(Quesito scritto): Nell'estratto della pagina sulla procedura di infrazione contro l'Italia, quale associazione aveva presentato lo scorso novembre una denuncia in sede comunitaria?

(Estratto della pagina):
※ ※ ※

L’Italia non ha fatto abbastanza per limitare le catture accidentali di specie protette o non oggetto di pesca commerciale, per cui è stata aperta una procedura di infrazione dalla Commissione Europea.

Si è fatta portavoce dell’istanza la Lipu, che lo scorso novembre aveva presentato una denuncia in sede comunitaria per l’assenza di monitoraggio e misure di prevenzione rivolte alla tutela di uccelli marini come berta maggiore, berta minore, uccello delle tempeste e marangone dal ciuffo. Più in generale, la procedura è stata avviata contro l’Italia per non aver attuato le misure previste dalle Direttive “Uccelli” (79/409/CEE), “Habitat” (92/43/CEE) e “Ambiente Marino” (MSFD-2008/56/CE) in merito alla mitigazione del bycatch, termine con cui si individua la cattura accidentale di pesci, cetacei, tartarughe e uccelli marini, ovvero esemplari non oggetto di interesse commerciale o classificati come specie protette.

※ ※ ※

(Estratto dei dati):
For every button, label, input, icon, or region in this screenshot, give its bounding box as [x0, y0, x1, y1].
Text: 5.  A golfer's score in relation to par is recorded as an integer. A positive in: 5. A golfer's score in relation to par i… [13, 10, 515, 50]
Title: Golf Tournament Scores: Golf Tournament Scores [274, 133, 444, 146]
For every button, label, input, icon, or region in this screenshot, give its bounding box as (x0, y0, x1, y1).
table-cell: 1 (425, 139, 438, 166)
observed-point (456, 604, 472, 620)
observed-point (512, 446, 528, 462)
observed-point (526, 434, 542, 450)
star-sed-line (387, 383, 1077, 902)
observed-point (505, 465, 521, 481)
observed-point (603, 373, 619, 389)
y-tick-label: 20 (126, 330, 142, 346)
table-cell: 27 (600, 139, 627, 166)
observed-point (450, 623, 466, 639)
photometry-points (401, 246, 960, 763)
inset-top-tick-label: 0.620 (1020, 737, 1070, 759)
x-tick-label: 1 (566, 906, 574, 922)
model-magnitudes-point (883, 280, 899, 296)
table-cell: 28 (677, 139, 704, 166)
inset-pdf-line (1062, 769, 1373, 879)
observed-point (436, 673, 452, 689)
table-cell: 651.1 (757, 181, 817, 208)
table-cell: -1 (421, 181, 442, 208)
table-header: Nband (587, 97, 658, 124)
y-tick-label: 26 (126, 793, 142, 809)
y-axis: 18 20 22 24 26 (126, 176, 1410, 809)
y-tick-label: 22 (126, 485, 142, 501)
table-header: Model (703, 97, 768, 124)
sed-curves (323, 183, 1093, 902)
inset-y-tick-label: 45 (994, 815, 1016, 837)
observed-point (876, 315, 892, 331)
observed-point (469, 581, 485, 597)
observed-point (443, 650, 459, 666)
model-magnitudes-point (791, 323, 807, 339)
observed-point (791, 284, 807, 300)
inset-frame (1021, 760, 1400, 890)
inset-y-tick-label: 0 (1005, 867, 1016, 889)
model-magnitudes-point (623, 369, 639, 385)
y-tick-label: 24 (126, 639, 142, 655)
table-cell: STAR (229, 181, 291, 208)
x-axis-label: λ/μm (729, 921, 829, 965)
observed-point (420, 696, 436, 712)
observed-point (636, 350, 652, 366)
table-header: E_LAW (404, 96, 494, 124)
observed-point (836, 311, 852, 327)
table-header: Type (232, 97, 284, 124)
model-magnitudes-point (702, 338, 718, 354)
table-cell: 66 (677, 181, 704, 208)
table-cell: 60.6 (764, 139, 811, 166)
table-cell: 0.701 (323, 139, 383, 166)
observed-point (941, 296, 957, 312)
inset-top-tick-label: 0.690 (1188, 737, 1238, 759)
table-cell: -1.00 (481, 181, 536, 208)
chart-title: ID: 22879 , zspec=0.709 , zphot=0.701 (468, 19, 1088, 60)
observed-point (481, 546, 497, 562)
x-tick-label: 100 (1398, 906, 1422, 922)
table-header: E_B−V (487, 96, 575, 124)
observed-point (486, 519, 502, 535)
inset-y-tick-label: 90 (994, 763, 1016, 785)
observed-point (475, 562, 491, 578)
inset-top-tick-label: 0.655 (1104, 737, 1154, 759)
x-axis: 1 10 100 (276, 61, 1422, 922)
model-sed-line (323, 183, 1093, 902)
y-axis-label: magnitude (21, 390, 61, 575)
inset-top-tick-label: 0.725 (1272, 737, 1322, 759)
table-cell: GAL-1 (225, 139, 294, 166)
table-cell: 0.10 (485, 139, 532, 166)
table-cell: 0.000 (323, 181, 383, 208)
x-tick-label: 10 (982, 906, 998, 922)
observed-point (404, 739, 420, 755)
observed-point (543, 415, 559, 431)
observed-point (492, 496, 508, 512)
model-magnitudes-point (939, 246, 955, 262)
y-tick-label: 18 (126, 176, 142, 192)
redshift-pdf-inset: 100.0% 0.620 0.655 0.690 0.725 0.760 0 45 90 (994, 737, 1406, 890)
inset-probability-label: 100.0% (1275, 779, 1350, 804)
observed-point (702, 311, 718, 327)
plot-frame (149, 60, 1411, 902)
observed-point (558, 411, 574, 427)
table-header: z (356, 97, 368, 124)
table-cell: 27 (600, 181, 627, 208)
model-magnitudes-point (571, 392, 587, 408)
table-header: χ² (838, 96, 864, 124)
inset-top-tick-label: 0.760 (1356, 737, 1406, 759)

※ ※ ※

(La soluzione): La Lipu.